§ RECORDED INFORMATION
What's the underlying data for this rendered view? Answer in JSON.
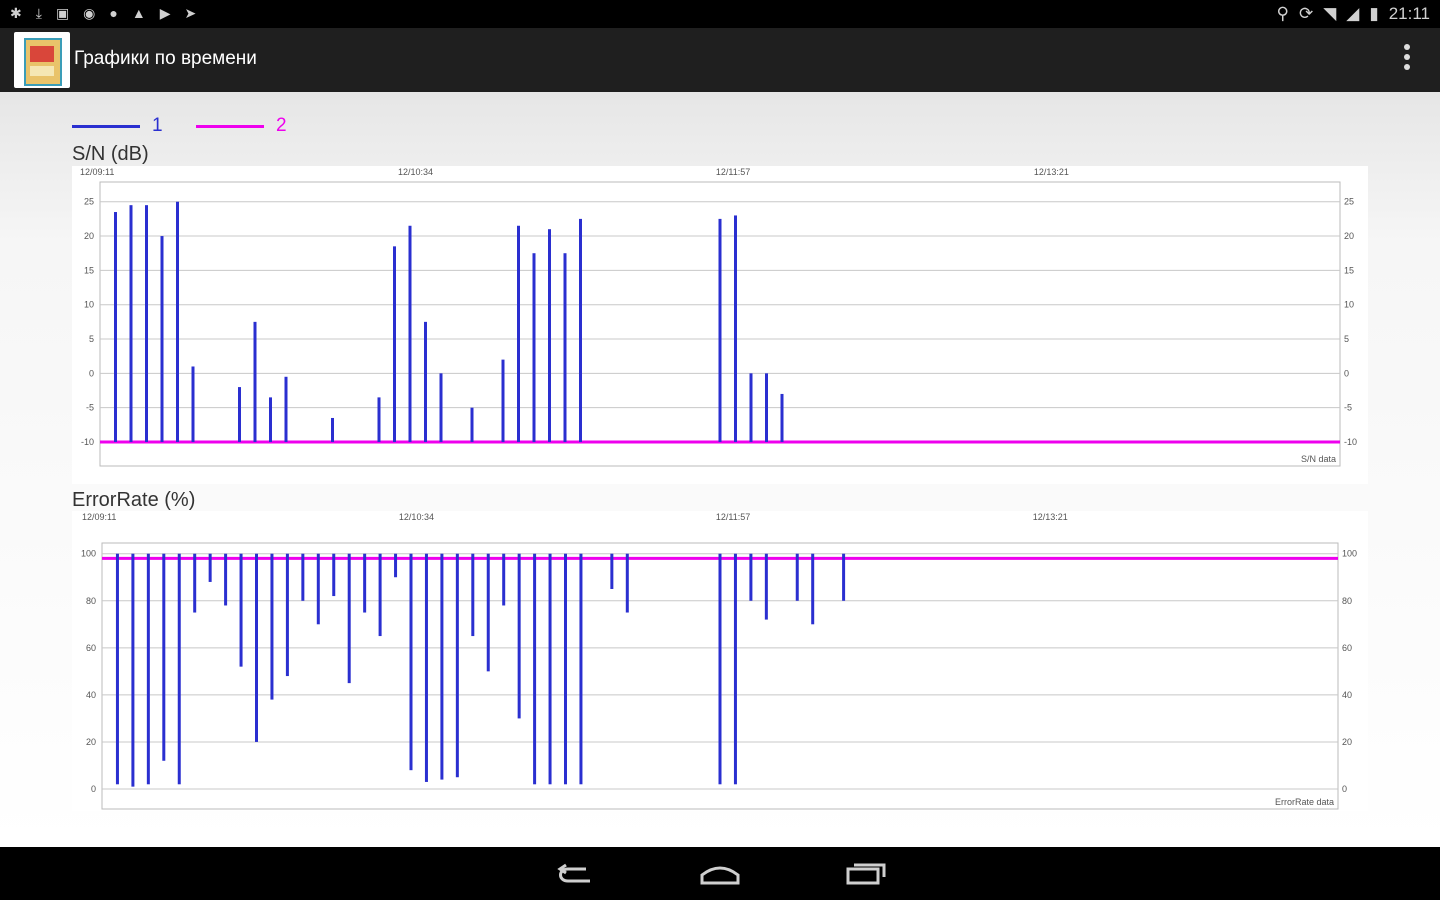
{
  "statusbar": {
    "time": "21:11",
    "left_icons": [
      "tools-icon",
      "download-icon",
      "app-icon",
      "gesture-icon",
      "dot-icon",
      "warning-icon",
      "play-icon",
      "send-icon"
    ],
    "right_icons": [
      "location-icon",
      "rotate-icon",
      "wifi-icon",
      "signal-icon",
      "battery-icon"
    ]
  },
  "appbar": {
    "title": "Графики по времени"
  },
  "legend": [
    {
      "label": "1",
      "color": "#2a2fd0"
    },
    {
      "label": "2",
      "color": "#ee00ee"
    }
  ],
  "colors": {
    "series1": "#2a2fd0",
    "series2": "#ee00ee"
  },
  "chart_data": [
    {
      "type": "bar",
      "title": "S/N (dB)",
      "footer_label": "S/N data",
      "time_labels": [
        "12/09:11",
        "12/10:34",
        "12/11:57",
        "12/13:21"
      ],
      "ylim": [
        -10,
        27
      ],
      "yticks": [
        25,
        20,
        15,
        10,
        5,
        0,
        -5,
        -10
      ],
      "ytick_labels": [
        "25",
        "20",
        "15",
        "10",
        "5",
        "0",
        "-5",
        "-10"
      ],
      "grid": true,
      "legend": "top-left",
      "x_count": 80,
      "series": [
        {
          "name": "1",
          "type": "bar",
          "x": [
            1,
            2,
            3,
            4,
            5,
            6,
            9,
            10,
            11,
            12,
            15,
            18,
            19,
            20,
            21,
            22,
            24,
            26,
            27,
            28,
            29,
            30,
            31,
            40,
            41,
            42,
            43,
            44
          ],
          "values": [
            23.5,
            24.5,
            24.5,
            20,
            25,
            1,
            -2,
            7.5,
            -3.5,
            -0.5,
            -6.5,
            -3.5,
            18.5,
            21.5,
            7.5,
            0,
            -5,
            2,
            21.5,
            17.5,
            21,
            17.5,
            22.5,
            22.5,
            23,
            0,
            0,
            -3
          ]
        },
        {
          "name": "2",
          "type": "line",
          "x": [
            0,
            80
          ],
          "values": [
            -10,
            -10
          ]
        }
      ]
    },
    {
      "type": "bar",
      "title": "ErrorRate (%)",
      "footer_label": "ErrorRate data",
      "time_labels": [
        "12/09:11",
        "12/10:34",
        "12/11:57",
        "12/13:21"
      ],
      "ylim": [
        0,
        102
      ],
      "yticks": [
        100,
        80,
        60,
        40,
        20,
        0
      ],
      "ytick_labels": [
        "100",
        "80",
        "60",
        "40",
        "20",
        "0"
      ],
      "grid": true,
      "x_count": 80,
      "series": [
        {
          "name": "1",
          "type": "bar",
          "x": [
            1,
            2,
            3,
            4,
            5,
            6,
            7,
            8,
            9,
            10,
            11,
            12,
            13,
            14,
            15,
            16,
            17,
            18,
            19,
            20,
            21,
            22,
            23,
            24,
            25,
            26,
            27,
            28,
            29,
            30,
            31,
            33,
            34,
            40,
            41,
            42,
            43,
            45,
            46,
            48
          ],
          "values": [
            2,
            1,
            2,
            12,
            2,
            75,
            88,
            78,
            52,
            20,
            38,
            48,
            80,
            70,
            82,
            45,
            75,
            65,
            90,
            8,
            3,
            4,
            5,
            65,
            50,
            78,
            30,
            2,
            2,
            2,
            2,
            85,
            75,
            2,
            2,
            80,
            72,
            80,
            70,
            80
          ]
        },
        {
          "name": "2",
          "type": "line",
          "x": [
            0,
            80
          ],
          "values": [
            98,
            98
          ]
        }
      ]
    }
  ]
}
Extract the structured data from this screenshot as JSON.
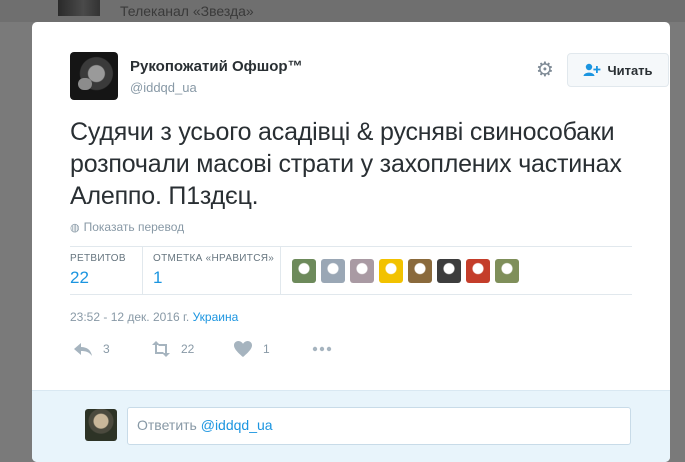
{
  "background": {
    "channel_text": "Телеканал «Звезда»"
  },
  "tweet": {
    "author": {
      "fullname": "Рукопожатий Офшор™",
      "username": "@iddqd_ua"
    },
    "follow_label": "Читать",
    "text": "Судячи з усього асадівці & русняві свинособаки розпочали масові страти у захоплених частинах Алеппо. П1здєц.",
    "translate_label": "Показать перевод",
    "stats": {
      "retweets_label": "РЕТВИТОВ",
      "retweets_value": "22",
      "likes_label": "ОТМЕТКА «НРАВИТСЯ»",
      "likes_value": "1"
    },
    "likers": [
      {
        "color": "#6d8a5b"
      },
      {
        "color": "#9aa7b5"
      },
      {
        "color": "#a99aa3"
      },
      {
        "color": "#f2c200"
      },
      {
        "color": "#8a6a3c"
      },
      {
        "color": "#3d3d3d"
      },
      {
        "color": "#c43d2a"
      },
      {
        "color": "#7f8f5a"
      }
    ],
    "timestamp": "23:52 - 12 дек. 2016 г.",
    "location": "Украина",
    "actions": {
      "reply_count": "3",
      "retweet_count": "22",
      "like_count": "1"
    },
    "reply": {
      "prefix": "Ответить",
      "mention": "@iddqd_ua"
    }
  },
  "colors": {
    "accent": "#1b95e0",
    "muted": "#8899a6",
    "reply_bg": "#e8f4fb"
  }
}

§ REQUIRED TASK
Collect the lines of the records that include the string "ErrorRate".

§ WORKED SOLUTION
      "title": "ErrorRate (%)",
      "footer_label": "ErrorRate data",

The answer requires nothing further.